--- begin EXERCISE INPUT ---
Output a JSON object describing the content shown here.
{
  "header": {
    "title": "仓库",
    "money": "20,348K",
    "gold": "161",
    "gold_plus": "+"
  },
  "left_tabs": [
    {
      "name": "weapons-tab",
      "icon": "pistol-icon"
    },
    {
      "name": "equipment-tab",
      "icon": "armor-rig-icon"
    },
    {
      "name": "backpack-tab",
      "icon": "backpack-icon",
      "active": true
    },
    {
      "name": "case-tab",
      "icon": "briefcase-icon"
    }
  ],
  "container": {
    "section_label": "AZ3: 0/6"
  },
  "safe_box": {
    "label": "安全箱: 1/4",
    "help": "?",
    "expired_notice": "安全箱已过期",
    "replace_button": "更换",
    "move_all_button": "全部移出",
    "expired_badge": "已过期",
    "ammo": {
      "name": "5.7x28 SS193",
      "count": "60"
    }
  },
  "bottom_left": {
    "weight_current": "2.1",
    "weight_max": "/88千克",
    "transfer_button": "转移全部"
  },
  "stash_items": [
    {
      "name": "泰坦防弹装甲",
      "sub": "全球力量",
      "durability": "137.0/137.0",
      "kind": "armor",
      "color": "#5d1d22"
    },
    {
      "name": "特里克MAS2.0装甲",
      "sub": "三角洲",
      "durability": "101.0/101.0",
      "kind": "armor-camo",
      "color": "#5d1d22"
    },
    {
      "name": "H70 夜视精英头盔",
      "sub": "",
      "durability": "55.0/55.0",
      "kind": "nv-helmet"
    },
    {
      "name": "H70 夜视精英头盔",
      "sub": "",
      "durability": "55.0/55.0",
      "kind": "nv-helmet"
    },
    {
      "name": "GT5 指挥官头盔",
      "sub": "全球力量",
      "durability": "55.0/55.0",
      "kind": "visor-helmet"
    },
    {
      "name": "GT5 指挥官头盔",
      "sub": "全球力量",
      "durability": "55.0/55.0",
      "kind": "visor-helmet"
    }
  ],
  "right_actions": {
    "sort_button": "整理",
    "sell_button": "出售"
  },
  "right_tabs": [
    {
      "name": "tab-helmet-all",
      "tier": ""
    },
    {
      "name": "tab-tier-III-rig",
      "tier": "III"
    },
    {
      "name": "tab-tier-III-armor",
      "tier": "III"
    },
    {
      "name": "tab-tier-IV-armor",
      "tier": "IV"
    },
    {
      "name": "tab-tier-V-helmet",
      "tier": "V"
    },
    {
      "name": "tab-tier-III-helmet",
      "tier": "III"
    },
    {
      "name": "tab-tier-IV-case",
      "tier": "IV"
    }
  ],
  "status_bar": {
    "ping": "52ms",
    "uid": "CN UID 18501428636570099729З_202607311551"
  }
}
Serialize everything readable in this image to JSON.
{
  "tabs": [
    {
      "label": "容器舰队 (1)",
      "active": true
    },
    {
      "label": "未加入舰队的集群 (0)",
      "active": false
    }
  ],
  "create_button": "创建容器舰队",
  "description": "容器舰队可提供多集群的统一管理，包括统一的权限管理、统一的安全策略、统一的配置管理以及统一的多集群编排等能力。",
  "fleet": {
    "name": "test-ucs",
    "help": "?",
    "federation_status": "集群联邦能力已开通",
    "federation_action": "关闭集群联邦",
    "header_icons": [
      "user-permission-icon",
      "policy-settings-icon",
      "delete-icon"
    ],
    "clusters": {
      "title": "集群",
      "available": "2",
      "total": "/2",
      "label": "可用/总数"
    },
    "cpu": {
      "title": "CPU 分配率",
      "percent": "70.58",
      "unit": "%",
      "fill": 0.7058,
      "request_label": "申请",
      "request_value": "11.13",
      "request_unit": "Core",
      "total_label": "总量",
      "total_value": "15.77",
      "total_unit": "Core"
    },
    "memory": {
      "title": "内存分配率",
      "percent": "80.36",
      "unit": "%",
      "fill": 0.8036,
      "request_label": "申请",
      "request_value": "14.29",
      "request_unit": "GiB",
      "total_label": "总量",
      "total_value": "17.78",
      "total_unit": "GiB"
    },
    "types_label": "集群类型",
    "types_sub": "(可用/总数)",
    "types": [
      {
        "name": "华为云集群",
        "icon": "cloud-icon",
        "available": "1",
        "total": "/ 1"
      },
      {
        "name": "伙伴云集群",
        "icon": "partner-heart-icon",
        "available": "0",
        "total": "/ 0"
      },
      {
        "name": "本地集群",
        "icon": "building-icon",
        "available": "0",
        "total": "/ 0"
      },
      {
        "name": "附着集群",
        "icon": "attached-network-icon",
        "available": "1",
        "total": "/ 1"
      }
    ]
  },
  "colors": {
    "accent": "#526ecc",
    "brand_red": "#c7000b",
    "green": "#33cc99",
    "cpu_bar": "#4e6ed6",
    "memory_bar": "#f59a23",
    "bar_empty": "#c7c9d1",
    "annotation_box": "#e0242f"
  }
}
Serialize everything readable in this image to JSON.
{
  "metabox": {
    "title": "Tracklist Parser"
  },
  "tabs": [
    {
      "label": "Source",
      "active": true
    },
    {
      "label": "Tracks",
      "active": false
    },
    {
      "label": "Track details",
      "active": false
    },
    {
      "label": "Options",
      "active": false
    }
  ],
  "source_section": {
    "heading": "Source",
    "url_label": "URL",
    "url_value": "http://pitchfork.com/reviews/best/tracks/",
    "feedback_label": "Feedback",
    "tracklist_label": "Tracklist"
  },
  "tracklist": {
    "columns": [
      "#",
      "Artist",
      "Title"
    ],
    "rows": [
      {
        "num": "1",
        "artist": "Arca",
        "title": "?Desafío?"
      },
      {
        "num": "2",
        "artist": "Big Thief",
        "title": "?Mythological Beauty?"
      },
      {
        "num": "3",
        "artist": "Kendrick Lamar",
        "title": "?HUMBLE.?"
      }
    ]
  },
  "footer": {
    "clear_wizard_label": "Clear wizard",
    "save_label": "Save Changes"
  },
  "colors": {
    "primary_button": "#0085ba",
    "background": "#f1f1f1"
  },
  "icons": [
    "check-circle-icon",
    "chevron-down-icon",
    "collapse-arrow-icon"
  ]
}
--- end EXERCISE INPUT ---
== DIRECTIVE ==
Retype the entries one by one, exactly.

== PROBLEM SOLUTION ==
Output a JSON object describing the content shown here.
{
  "header": {
    "title": "仓库",
    "money": "20,348K",
    "gold": "161",
    "gold_plus": "+"
  },
  "left_tabs": [
    {
      "name": "weapons-tab",
      "icon": "pistol-icon"
    },
    {
      "name": "equipment-tab",
      "icon": "armor-rig-icon"
    },
    {
      "name": "backpack-tab",
      "icon": "backpack-icon",
      "active": true
    },
    {
      "name": "case-tab",
      "icon": "briefcase-icon"
    }
  ],
  "container": {
    "section_label": "AZ3: 0/6"
  },
  "safe_box": {
    "label": "安全箱: 1/4",
    "help": "?",
    "expired_notice": "安全箱已过期",
    "replace_button": "更换",
    "move_all_button": "全部移出",
    "expired_badge": "已过期",
    "ammo": {
      "name": "5.7x28 SS193",
      "count": "60"
    }
  },
  "bottom_left": {
    "weight_current": "2.1",
    "weight_max": "/88千克",
    "transfer_button": "转移全部"
  },
  "stash_items": [
    {
      "name": "泰坦防弹装甲",
      "sub": "全球力量",
      "durability": "137.0/137.0",
      "kind": "armor",
      "color": "#5d1d22"
    },
    {
      "name": "特里克MAS2.0装甲",
      "sub": "三角洲",
      "durability": "101.0/101.0",
      "kind": "armor-camo",
      "color": "#5d1d22"
    },
    {
      "name": "H70 夜视精英头盔",
      "sub": "",
      "durability": "55.0/55.0",
      "kind": "nv-helmet"
    },
    {
      "name": "H70 夜视精英头盔",
      "sub": "",
      "durability": "55.0/55.0",
      "kind": "nv-helmet"
    },
    {
      "name": "GT5 指挥官头盔",
      "sub": "全球力量",
      "durability": "55.0/55.0",
      "kind": "visor-helmet"
    },
    {
      "name": "GT5 指挥官头盔",
      "sub": "全球力量",
      "durability": "55.0/55.0",
      "kind": "visor-helmet"
    }
  ],
  "right_actions": {
    "sort_button": "整理",
    "sell_button": "出售"
  },
  "right_tabs": [
    {
      "name": "tab-helmet-all",
      "tier": ""
    },
    {
      "name": "tab-tier-III-rig",
      "tier": "III"
    },
    {
      "name": "tab-tier-III-armor",
      "tier": "III"
    },
    {
      "name": "tab-tier-IV-armor",
      "tier": "IV"
    },
    {
      "name": "tab-tier-V-helmet",
      "tier": "V"
    },
    {
      "name": "tab-tier-III-helmet",
      "tier": "III"
    },
    {
      "name": "tab-tier-IV-case",
      "tier": "IV"
    }
  ],
  "status_bar": {
    "ping": "52ms",
    "uid": "CN UID 18501428636570099729З_202607311551"
  }
}
Serialize everything readable in this image to JSON.
{
  "tabs": [
    {
      "label": "容器舰队 (1)",
      "active": true
    },
    {
      "label": "未加入舰队的集群 (0)",
      "active": false
    }
  ],
  "create_button": "创建容器舰队",
  "description": "容器舰队可提供多集群的统一管理，包括统一的权限管理、统一的安全策略、统一的配置管理以及统一的多集群编排等能力。",
  "fleet": {
    "name": "test-ucs",
    "help": "?",
    "federation_status": "集群联邦能力已开通",
    "federation_action": "关闭集群联邦",
    "header_icons": [
      "user-permission-icon",
      "policy-settings-icon",
      "delete-icon"
    ],
    "clusters": {
      "title": "集群",
      "available": "2",
      "total": "/2",
      "label": "可用/总数"
    },
    "cpu": {
      "title": "CPU 分配率",
      "percent": "70.58",
      "unit": "%",
      "fill": 0.7058,
      "request_label": "申请",
      "request_value": "11.13",
      "request_unit": "Core",
      "total_label": "总量",
      "total_value": "15.77",
      "total_unit": "Core"
    },
    "memory": {
      "title": "内存分配率",
      "percent": "80.36",
      "unit": "%",
      "fill": 0.8036,
      "request_label": "申请",
      "request_value": "14.29",
      "request_unit": "GiB",
      "total_label": "总量",
      "total_value": "17.78",
      "total_unit": "GiB"
    },
    "types_label": "集群类型",
    "types_sub": "(可用/总数)",
    "types": [
      {
        "name": "华为云集群",
        "icon": "cloud-icon",
        "available": "1",
        "total": "/ 1"
      },
      {
        "name": "伙伴云集群",
        "icon": "partner-heart-icon",
        "available": "0",
        "total": "/ 0"
      },
      {
        "name": "本地集群",
        "icon": "building-icon",
        "available": "0",
        "total": "/ 0"
      },
      {
        "name": "附着集群",
        "icon": "attached-network-icon",
        "available": "1",
        "total": "/ 1"
      }
    ]
  },
  "colors": {
    "accent": "#526ecc",
    "brand_red": "#c7000b",
    "green": "#33cc99",
    "cpu_bar": "#4e6ed6",
    "memory_bar": "#f59a23",
    "bar_empty": "#c7c9d1",
    "annotation_box": "#e0242f"
  }
}
Serialize everything readable in this image to JSON.
{
  "metabox": {
    "title": "Tracklist Parser"
  },
  "tabs": [
    {
      "label": "Source",
      "active": true
    },
    {
      "label": "Tracks",
      "active": false
    },
    {
      "label": "Track details",
      "active": false
    },
    {
      "label": "Options",
      "active": false
    }
  ],
  "source_section": {
    "heading": "Source",
    "url_label": "URL",
    "url_value": "http://pitchfork.com/reviews/best/tracks/",
    "feedback_label": "Feedback",
    "tracklist_label": "Tracklist"
  },
  "tracklist": {
    "columns": [
      "#",
      "Artist",
      "Title"
    ],
    "rows": [
      {
        "num": "1",
        "artist": "Arca",
        "title": "?Desafío?"
      },
      {
        "num": "2",
        "artist": "Big Thief",
        "title": "?Mythological Beauty?"
      },
      {
        "num": "3",
        "artist": "Kendrick Lamar",
        "title": "?HUMBLE.?"
      }
    ]
  },
  "footer": {
    "clear_wizard_label": "Clear wizard",
    "save_label": "Save Changes"
  },
  "colors": {
    "primary_button": "#0085ba",
    "background": "#f1f1f1"
  },
  "icons": [
    "check-circle-icon",
    "chevron-down-icon",
    "collapse-arrow-icon"
  ]
}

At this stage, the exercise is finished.